* WHAT IS EXPECTED *
Restate the entries below verbatim.

------------------------------------

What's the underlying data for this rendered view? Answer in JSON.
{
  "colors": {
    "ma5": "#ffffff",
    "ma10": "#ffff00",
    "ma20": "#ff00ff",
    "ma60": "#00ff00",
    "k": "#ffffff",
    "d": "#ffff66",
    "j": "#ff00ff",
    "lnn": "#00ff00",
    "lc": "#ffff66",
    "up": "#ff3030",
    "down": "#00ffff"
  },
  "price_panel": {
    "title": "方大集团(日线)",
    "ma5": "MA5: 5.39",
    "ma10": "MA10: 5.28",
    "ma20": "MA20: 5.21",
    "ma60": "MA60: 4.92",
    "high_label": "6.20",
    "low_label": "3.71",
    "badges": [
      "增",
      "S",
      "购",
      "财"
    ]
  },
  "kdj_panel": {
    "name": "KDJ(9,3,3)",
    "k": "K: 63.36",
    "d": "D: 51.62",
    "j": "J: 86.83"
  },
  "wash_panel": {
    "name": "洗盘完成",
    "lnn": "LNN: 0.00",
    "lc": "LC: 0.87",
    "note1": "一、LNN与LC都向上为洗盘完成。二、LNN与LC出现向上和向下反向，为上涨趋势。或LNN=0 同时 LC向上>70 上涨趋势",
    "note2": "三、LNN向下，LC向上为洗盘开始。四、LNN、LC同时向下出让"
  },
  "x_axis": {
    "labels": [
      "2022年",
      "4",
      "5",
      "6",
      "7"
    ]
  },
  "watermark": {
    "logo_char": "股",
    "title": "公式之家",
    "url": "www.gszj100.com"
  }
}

------------------------------------

* WRITTEN ANSWER *
What's the underlying data for this rendered view? Answer in JSON.
{
  "colors": {
    "ma5": "#ffffff",
    "ma10": "#ffff00",
    "ma20": "#ff00ff",
    "ma60": "#00ff00",
    "k": "#ffffff",
    "d": "#ffff66",
    "j": "#ff00ff",
    "lnn": "#00ff00",
    "lc": "#ffff66",
    "up": "#ff3030",
    "down": "#00ffff"
  },
  "price_panel": {
    "title": "方大集团(日线)",
    "ma5": "MA5: 5.39",
    "ma10": "MA10: 5.28",
    "ma20": "MA20: 5.21",
    "ma60": "MA60: 4.92",
    "high_label": "6.20",
    "low_label": "3.71",
    "badges": [
      "增",
      "S",
      "购",
      "财"
    ]
  },
  "kdj_panel": {
    "name": "KDJ(9,3,3)",
    "k": "K: 63.36",
    "d": "D: 51.62",
    "j": "J: 86.83"
  },
  "wash_panel": {
    "name": "洗盘完成",
    "lnn": "LNN: 0.00",
    "lc": "LC: 0.87",
    "note1": "一、LNN与LC都向上为洗盘完成。二、LNN与LC出现向上和向下反向，为上涨趋势。或LNN=0 同时 LC向上>70 上涨趋势",
    "note2": "三、LNN向下，LC向上为洗盘开始。四、LNN、LC同时向下出让"
  },
  "x_axis": {
    "labels": [
      "2022年",
      "4",
      "5",
      "6",
      "7"
    ]
  },
  "watermark": {
    "logo_char": "股",
    "title": "公式之家",
    "url": "www.gszj100.com"
  }
}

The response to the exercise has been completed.